#### 演習の課題:
**a)** 引用文で説明される地平座標系の方位角では、真西は何度と表されるか。
**b)** 天球座標を扱う引用文を、最後の文の後から書き継ぐこと。

#### 引用文:
* * * * * * * * *
なお、Δの値が小さいほど、建物の開口部に光が到達する状況を詳細に予測することができる。
また、本発明においては、建物に設置される開口部(単位開口部面)ごとに、全天球の分割天球面のうち、どの分割天球面からの光が入射されるのかを検索して抽出する演算処理機能を有する。いわば、建物の室内に存する人が開口部から天球を臨んで視認することができる天球面領域の範囲を抽出することを擬似的に行ったものである。以下に演算処理の詳細を説明する。
<分割天球面の天球座標の設定>
本発明では、建物に設置される開口部(または単位開口部面)ごとに天球座標系に準じた座標系を設定して外部光源の天球上の位置を特定し、その外部光源が開口部(または単位開口部面)に与えられる光量を算出する演算処理が行われる。
外部光源の光は、建物(各開口部)を中心とした天球面の全体から当該建物に向けて放射されるものとみなし、天球面全体を面要素(分割天球面)に分割している。
天球座標系とは、天球面における位置を特定するために用いられる座標系をいう。天球座標では地球表面の測地系(経緯度)と同様の座標格子を用いる。
天球座標系のうち地平座標系は、一般に、基準面を地平線とし、天球の両極を天頂/天底として方位角(θ)と高度(h)とで表現するものである。
方位角(θ)は、真南を0度として真西を90度、真北を180度、真東を270度と表す。
高度(h)は、地平線上を0度として天頂を90度として表す。地平線下にある天体についても、高度をマイナスとして表す。
本発明では、この考え方に準じて、開口部の代表座標を中心点とした天球を設定して、天球面の面要素を座標値(方位角(θ)とΔ高度(h))に応じて分割している。
また、本発明では、建物開口部から仮想の光線(これを仮想天球光線という)を設定し、建物開口部の代表座標点から直接に結ばれる分割天球面を特定する。
* * * * * * * * *
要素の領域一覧

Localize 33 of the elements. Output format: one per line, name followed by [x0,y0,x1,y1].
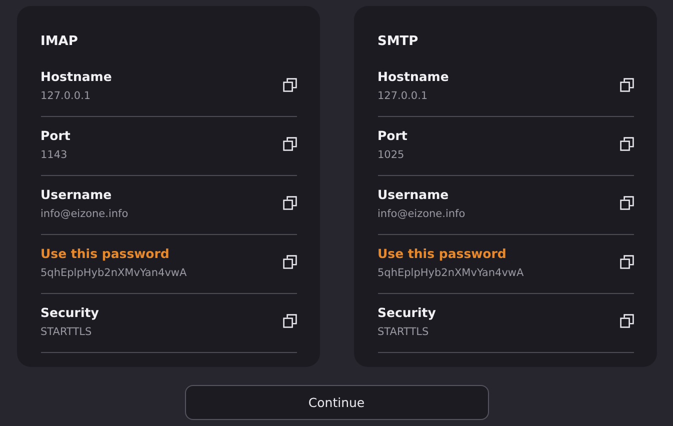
copy-icon[interactable] [620,78,634,92]
panel-title: SMTP [378,34,420,49]
field-label: Port [40,128,70,142]
copy-icon[interactable] [282,255,296,269]
field-value: STARTTLS [40,326,93,338]
field-value: info@eizone.info [40,208,128,220]
field-label: Use this password [40,246,170,260]
field-label: Username [378,186,450,202]
field-label: Use this password [378,246,508,260]
copy-icon[interactable] [282,137,296,151]
field-label: Username [40,186,113,202]
field-label: Hostname [40,68,112,84]
field-label: Port [378,128,408,142]
field-value: 127.0.0.1 [40,90,92,102]
field-label: Security [378,304,436,320]
field-value: info@eizone.info [378,208,466,220]
field-value: 5qhEplpHyb2nXMvYan4vwA [378,266,524,278]
copy-icon[interactable] [282,314,296,328]
field-value: 127.0.0.1 [378,90,429,102]
copy-icon[interactable] [282,78,296,92]
field-value: STARTTLS [378,326,430,338]
field-label: Hostname [378,68,449,84]
field-value: 1025 [378,148,406,160]
continue-button[interactable]: Continue [184,385,488,420]
field-value: 1143 [40,148,68,160]
copy-icon[interactable] [620,137,634,151]
field-label: Security [40,304,99,320]
copy-icon[interactable] [620,255,634,269]
copy-icon[interactable] [620,196,634,210]
copy-icon[interactable] [282,196,296,210]
field-value: 5qhEplpHyb2nXMvYan4vwA [40,266,187,278]
copy-icon[interactable] [620,314,634,328]
panel-title: IMAP [40,34,79,49]
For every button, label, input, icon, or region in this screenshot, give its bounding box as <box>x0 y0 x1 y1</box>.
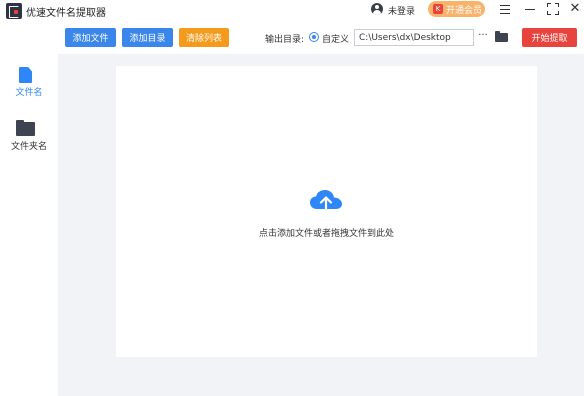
file-icon <box>19 67 32 83</box>
custom-radio[interactable] <box>309 32 319 42</box>
user-icon[interactable] <box>371 3 383 15</box>
app-title: 优速文件名提取器 <box>26 8 106 19</box>
output-dir-label: 输出目录: <box>265 35 305 45</box>
app-logo-icon <box>6 3 22 19</box>
open-vip-button[interactable]: K 开通会员 <box>428 1 485 17</box>
browse-more-icon[interactable]: ··· <box>476 31 490 43</box>
file-drop-area[interactable]: 点击添加文件或者拖拽文件到此处 <box>116 66 537 357</box>
sidebar-item-filename[interactable]: 文件名 <box>0 64 58 104</box>
sidebar-item-foldername[interactable]: 文件夹名 <box>0 118 58 158</box>
cloud-upload-icon <box>310 190 342 215</box>
folder-icon <box>16 120 35 136</box>
sidebar-item-label: 文件名 <box>15 88 43 98</box>
open-folder-icon[interactable] <box>495 31 508 42</box>
output-path-input[interactable] <box>354 29 474 46</box>
vip-label: 开通会员 <box>446 5 483 16</box>
clear-list-button[interactable]: 清除列表 <box>179 28 229 47</box>
menu-icon[interactable] <box>498 2 512 16</box>
maximize-icon[interactable] <box>546 2 560 16</box>
close-icon[interactable]: ✕ <box>568 2 582 16</box>
add-directory-button[interactable]: 添加目录 <box>122 28 173 47</box>
login-status[interactable]: 未登录 <box>388 4 415 17</box>
sidebar: 文件名 文件夹名 <box>0 22 58 396</box>
drop-hint-text: 点击添加文件或者拖拽文件到此处 <box>258 229 394 239</box>
custom-radio-label[interactable]: 自定义 <box>322 32 349 45</box>
minimize-icon[interactable] <box>523 2 537 16</box>
start-extract-button[interactable]: 开始提取 <box>522 28 577 47</box>
add-file-button[interactable]: 添加文件 <box>65 28 116 47</box>
vip-icon: K <box>433 4 443 14</box>
toolbar: 添加文件 添加目录 清除列表 输出目录: 自定义 ··· 开始提取 <box>58 22 584 54</box>
sidebar-item-label: 文件夹名 <box>10 142 47 152</box>
title-bar: 优速文件名提取器 未登录 K 开通会员 ✕ <box>0 0 584 22</box>
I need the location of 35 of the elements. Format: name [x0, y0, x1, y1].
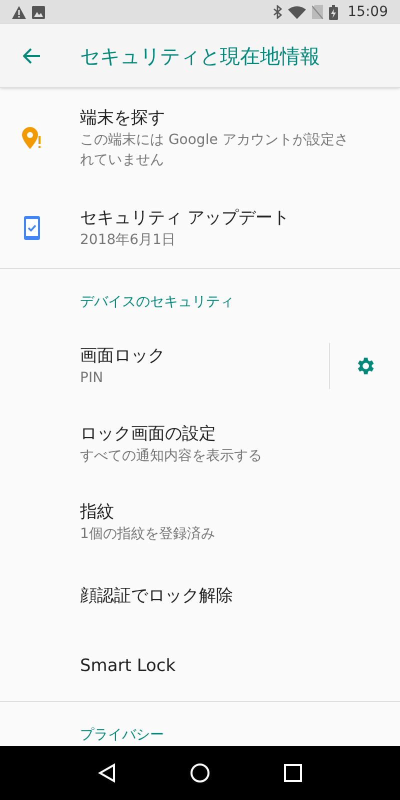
item-title: 画面ロック: [80, 345, 166, 368]
wifi-icon: [288, 6, 306, 18]
section-header: プライバシー: [80, 726, 164, 745]
item-title: Smart Lock: [80, 655, 177, 678]
settings-item[interactable]: 顔認証でロック解除: [0, 561, 400, 631]
settings-item[interactable]: ロック画面の設定 すべての通知内容を表示する: [0, 405, 400, 483]
page-title: セキュリティと現在地情報: [80, 42, 320, 70]
settings-item[interactable]: セキュリティ アップデート 2018年6月1日: [0, 188, 400, 268]
item-subtitle: 2018年6月1日: [80, 231, 176, 250]
item-title: 指紋: [80, 501, 115, 524]
back-arrow-icon: [23, 48, 41, 64]
item-subtitle: この端末には Google アカウントが設定されていません: [80, 131, 350, 170]
item-subtitle: PIN: [80, 369, 104, 388]
settings-item[interactable]: Smart Lock: [0, 631, 400, 701]
item-title: 顔認証でロック解除: [80, 585, 234, 608]
warning-icon: [12, 6, 26, 18]
section-header: デバイスのセキュリティ: [80, 293, 234, 312]
item-title: ロック画面の設定: [80, 423, 217, 446]
clock-time: 15:09: [348, 2, 388, 22]
triangle-icon: [98, 763, 116, 783]
battery-icon: [328, 4, 338, 20]
image-icon: [32, 6, 45, 18]
item-subtitle: すべての通知内容を表示する: [80, 447, 263, 466]
bluetooth-icon: [272, 5, 282, 19]
settings-item[interactable]: 指紋 1個の指紋を登録済み: [0, 483, 400, 561]
phone-check-icon: [24, 216, 40, 240]
item-subtitle: 1個の指紋を登録済み: [80, 525, 216, 544]
item-title: 端末を探す: [80, 107, 166, 130]
location-alert-icon: [22, 127, 42, 149]
square-icon: [284, 764, 302, 782]
settings-item[interactable]: 画面ロック PIN: [0, 327, 400, 405]
circle-icon: [190, 763, 210, 783]
item-title: セキュリティ アップデート: [80, 207, 290, 230]
no-sim-icon: [312, 5, 323, 19]
settings-item[interactable]: 端末を探す この端末には Google アカウントが設定されていません: [0, 88, 400, 188]
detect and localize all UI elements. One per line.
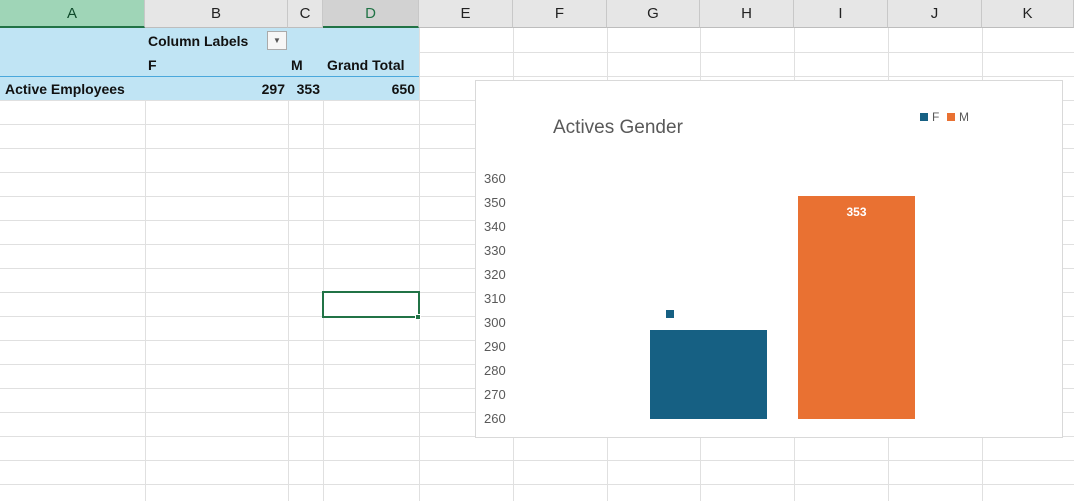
pivot-column-labels: Column Labels [148, 33, 249, 49]
pivot-header-grand-total: Grand Total [327, 57, 405, 73]
legend-swatch-f [920, 113, 928, 121]
pivot-value-total: 650 [391, 81, 415, 97]
legend-m: M [947, 110, 969, 124]
column-header-K[interactable]: K [982, 0, 1074, 28]
y-tick-label: 310 [484, 291, 506, 306]
column-header-H[interactable]: H [700, 0, 794, 28]
column-header-J[interactable]: J [888, 0, 982, 28]
column-header-C[interactable]: C [288, 0, 323, 28]
pivot-value-f: 297 [261, 81, 285, 97]
y-tick-label: 290 [484, 339, 506, 354]
legend-swatch-m [947, 113, 955, 121]
column-header-D[interactable]: D [323, 0, 419, 28]
y-tick-label: 350 [484, 195, 506, 210]
column-header-B[interactable]: B [145, 0, 288, 28]
legend-f: F [920, 110, 939, 124]
data-label-M: 353 [846, 204, 867, 219]
y-tick-label: 320 [484, 267, 506, 282]
column-header-G[interactable]: G [607, 0, 700, 28]
gridline [419, 28, 420, 501]
column-header-A[interactable]: A [0, 0, 145, 28]
y-tick-label: 270 [484, 387, 506, 402]
y-tick-label: 280 [484, 363, 506, 378]
column-header-E[interactable]: E [419, 0, 513, 28]
y-tick-label: 360 [484, 171, 506, 186]
column-header-I[interactable]: I [794, 0, 888, 28]
y-tick-label: 330 [484, 243, 506, 258]
chart-title: Actives Gender [553, 117, 683, 138]
column-header-F[interactable]: F [513, 0, 607, 28]
chart[interactable]: Actives Gender F M 360 350 340 330 320 310 300… [475, 80, 1063, 438]
gridline [0, 484, 1074, 485]
pivot-header-f: F [148, 57, 157, 73]
fill-handle[interactable] [415, 314, 421, 320]
filter-dropdown-button[interactable]: ▼ [267, 31, 287, 50]
bar-F[interactable] [650, 330, 767, 419]
gridline [0, 460, 1074, 461]
pivot-row-label: Active Employees [5, 81, 125, 97]
bar-M[interactable] [798, 195, 915, 419]
pivot-header-m: M [291, 57, 303, 73]
y-tick-label: 260 [484, 411, 506, 426]
selected-cell[interactable] [322, 291, 420, 318]
y-tick-label: 300 [484, 315, 506, 330]
y-tick-label: 340 [484, 219, 506, 234]
data-label-marker-f [666, 310, 674, 318]
pivot-value-m: 353 [296, 81, 320, 97]
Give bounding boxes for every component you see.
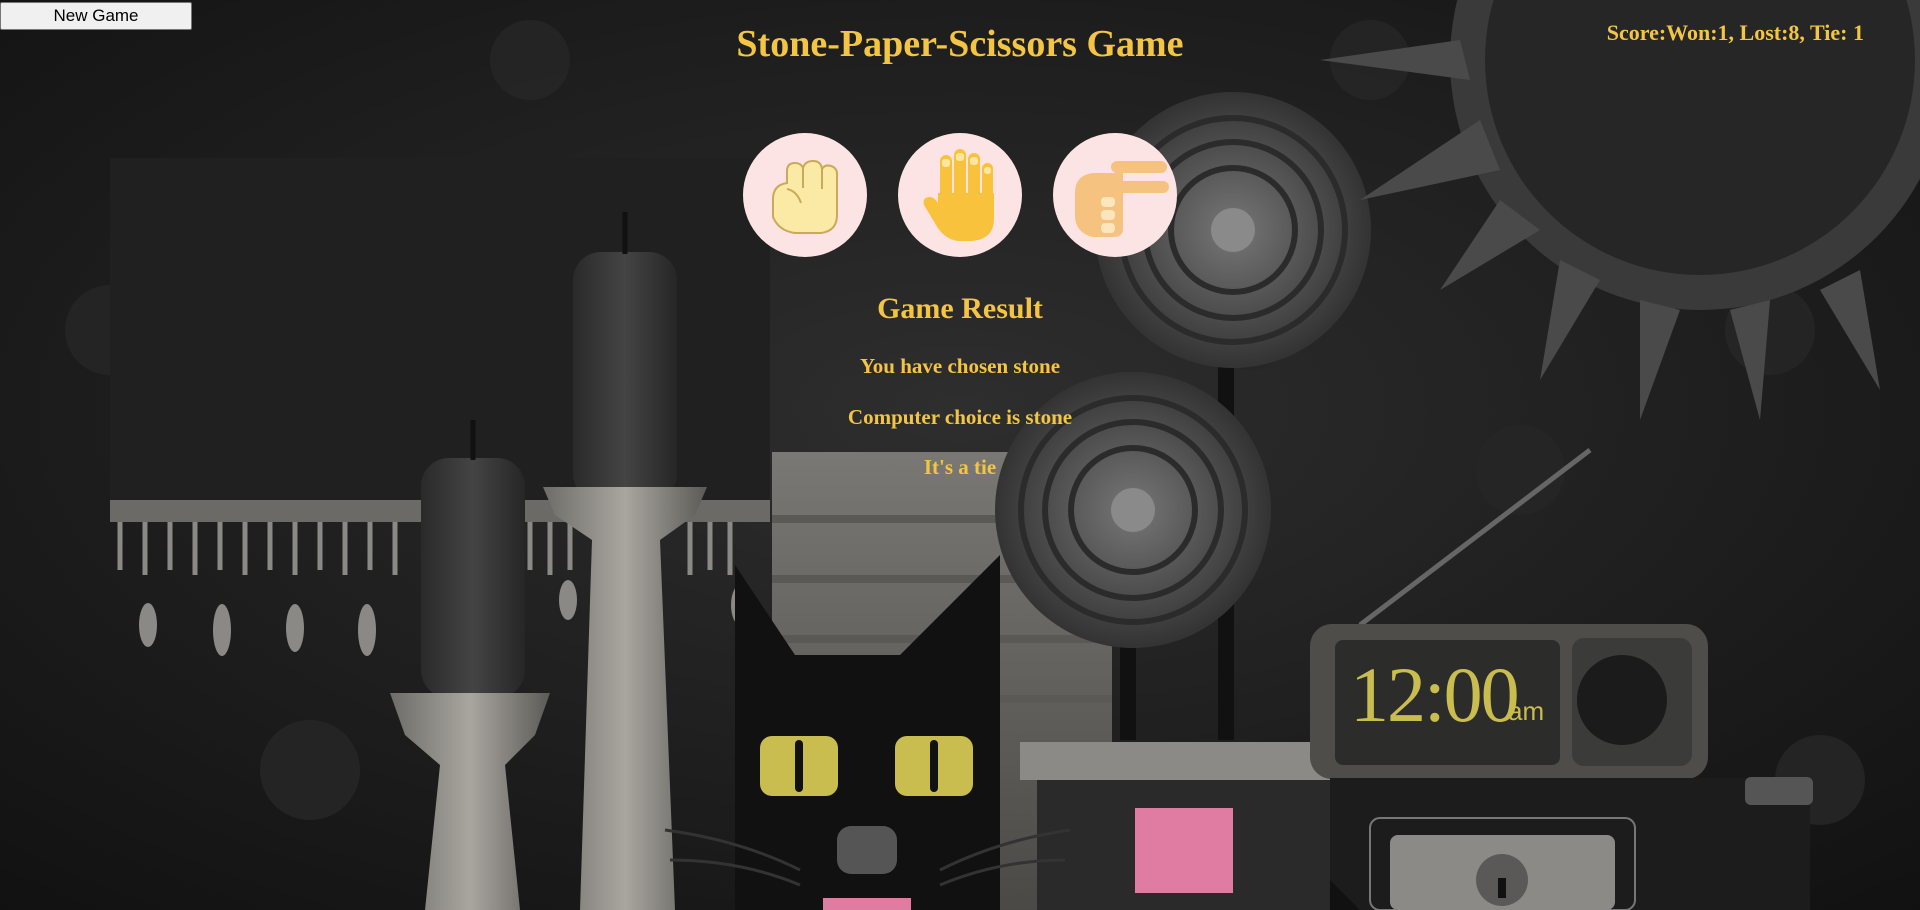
clock-meridiem: am xyxy=(1508,696,1545,726)
user-choice-text: You have chosen stone xyxy=(859,354,1061,378)
choice-paper[interactable] xyxy=(898,133,1022,257)
outcome-text: It's a tie xyxy=(923,455,997,479)
scissors-hand-icon xyxy=(1075,161,1169,237)
computer-choice-text: Computer choice is stone xyxy=(847,405,1073,429)
clock-display: 12:00 am xyxy=(1350,650,1560,750)
fist-icon xyxy=(772,159,839,234)
choice-scissors[interactable] xyxy=(1053,133,1177,257)
clock-time: 12:00 xyxy=(1350,651,1520,738)
score-display: Score:Won:1, Lost:8, Tie: 1 xyxy=(1606,20,1864,45)
open-hand-icon xyxy=(923,149,994,241)
result-heading: Game Result xyxy=(877,292,1043,325)
choice-stone[interactable] xyxy=(743,133,867,257)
* * * * * * * * *
#### 解答:
**a)** 90度と表される。

**b)**
より詳しく説明すると、開口部は、単位寸法でその幅や高さを格子状に分割した単位開口部面ごとに上記演算を行うと好ましく、仮想天球光線は、開口部(単位開口部面)の代表座標点からを分割天球面の代表座標点を直結するものである。
分割天球面の座標値は、各仮想天球光線の属性を表す方向データとして、仮想天球光線に格納する。
<開口部に光を到達させる分割天球面の検出>
図1−1、図1−2は、開口部19に対する天球面Sの設定、天球座標の説明のための模式図である。本発明に係るプログラム、該プログラムを用いる装置またはシステムは、開口部19(単位開口部面の代表座標)から天球面Sの全領域を対象として仮想天球光線Lを走査し、開口部19にその光が到達し得る分割天球面sを検索して抽出する。
なお、開口部19は建物の形状データに含まれており、開口部19の座標は、3次元座標軸に基づき、表現されるものである。
仮想天球光線Lは、本発明に係るプログラム、該プログラムを用いる装置またはシステムの演算処理の過程で使用され、開口部の光量値の算出途上で用いられる便宜上のデータであり、上述の通り単位開口部面の代表座標と分割天球面sの代表座標とを結ぶ仮想の線分である。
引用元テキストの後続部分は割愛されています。